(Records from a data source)
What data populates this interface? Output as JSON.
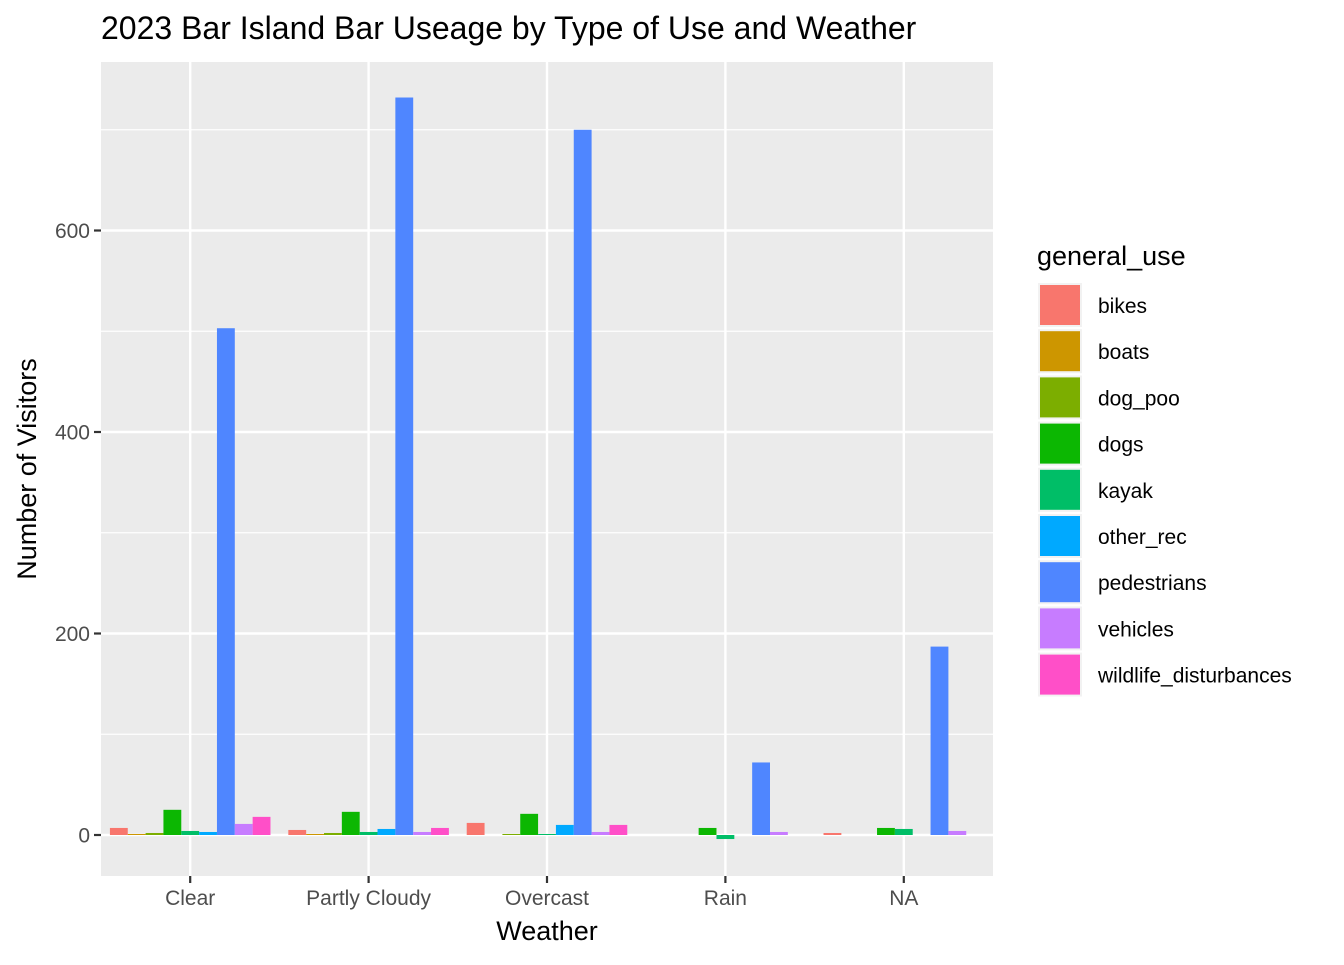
{
  "chart_data": {
    "type": "bar",
    "title": "2023 Bar Island Bar Useage by Type of Use and Weather",
    "xlabel": "Weather",
    "ylabel": "Number of Visitors",
    "categories": [
      "Clear",
      "Partly Cloudy",
      "Overcast",
      "Rain",
      "NA"
    ],
    "ylim": [
      -40,
      770
    ],
    "yticks": [
      0,
      200,
      400,
      600
    ],
    "grid": true,
    "legend": {
      "title": "general_use",
      "position": "right"
    },
    "series": [
      {
        "name": "bikes",
        "color": "#F8766D",
        "values": [
          7,
          5,
          12,
          0,
          2
        ]
      },
      {
        "name": "boats",
        "color": "#CD9600",
        "values": [
          1,
          1,
          0,
          0,
          0
        ]
      },
      {
        "name": "dog_poo",
        "color": "#7CAE00",
        "values": [
          2,
          2,
          1,
          0,
          0
        ]
      },
      {
        "name": "dogs",
        "color": "#0CB702",
        "values": [
          25,
          23,
          21,
          7,
          7
        ]
      },
      {
        "name": "kayak",
        "color": "#00BE67",
        "values": [
          4,
          3,
          1,
          -4,
          6
        ]
      },
      {
        "name": "other_rec",
        "color": "#00A9FF",
        "values": [
          3,
          6,
          10,
          0,
          0
        ]
      },
      {
        "name": "pedestrians",
        "color": "#4F86FF",
        "values": [
          503,
          732,
          700,
          72,
          187
        ]
      },
      {
        "name": "vehicles",
        "color": "#C77CFF",
        "values": [
          11,
          3,
          3,
          3,
          4
        ]
      },
      {
        "name": "wildlife_disturbances",
        "color": "#FF4FC8",
        "values": [
          18,
          7,
          10,
          0,
          0
        ]
      }
    ]
  }
}
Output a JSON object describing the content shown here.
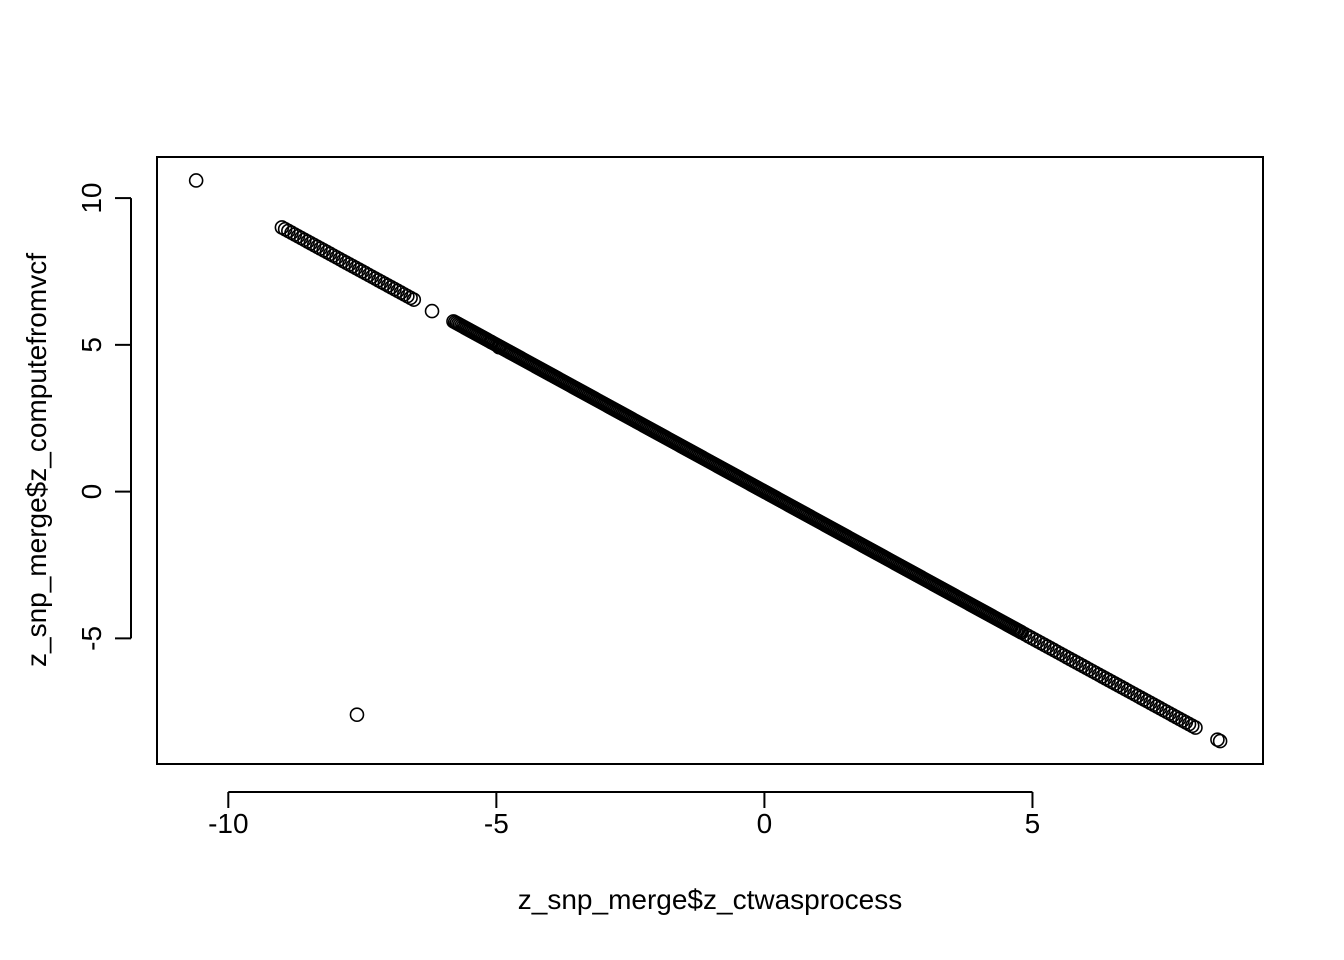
{
  "chart_data": {
    "type": "scatter",
    "title": "",
    "xlabel": "z_snp_merge$z_ctwasprocess",
    "ylabel": "z_snp_merge$z_computefromvcf",
    "xlim": [
      -11.33,
      9.3
    ],
    "ylim": [
      -9.28,
      11.4
    ],
    "xticks": [
      -10,
      -5,
      0,
      5
    ],
    "xtick_labels": [
      "-10",
      "-5",
      "0",
      "5"
    ],
    "yticks": [
      -5,
      0,
      5,
      10
    ],
    "ytick_labels": [
      "-5",
      "0",
      "5",
      "10"
    ],
    "grid": false,
    "legend": "none",
    "marker": "open-circle",
    "color": "#000000",
    "trend_segments": [
      {
        "x_start": -9.0,
        "x_end": -6.5,
        "step": 0.06
      },
      {
        "x_start": -5.8,
        "x_end": 4.8,
        "step": 0.03
      },
      {
        "x_start": 4.8,
        "x_end": 8.05,
        "step": 0.06
      }
    ],
    "points": [
      {
        "x": -10.6,
        "y": 10.6
      },
      {
        "x": -7.6,
        "y": -7.6
      },
      {
        "x": -6.2,
        "y": 6.15
      },
      {
        "x": -5.1,
        "y": 5.1
      },
      {
        "x": -4.95,
        "y": 4.92
      },
      {
        "x": 8.45,
        "y": -8.45
      },
      {
        "x": 8.5,
        "y": -8.5
      }
    ]
  }
}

Given task => Work out how many lines in the records above hold the string "name", then give only that count.

Finished answer => 9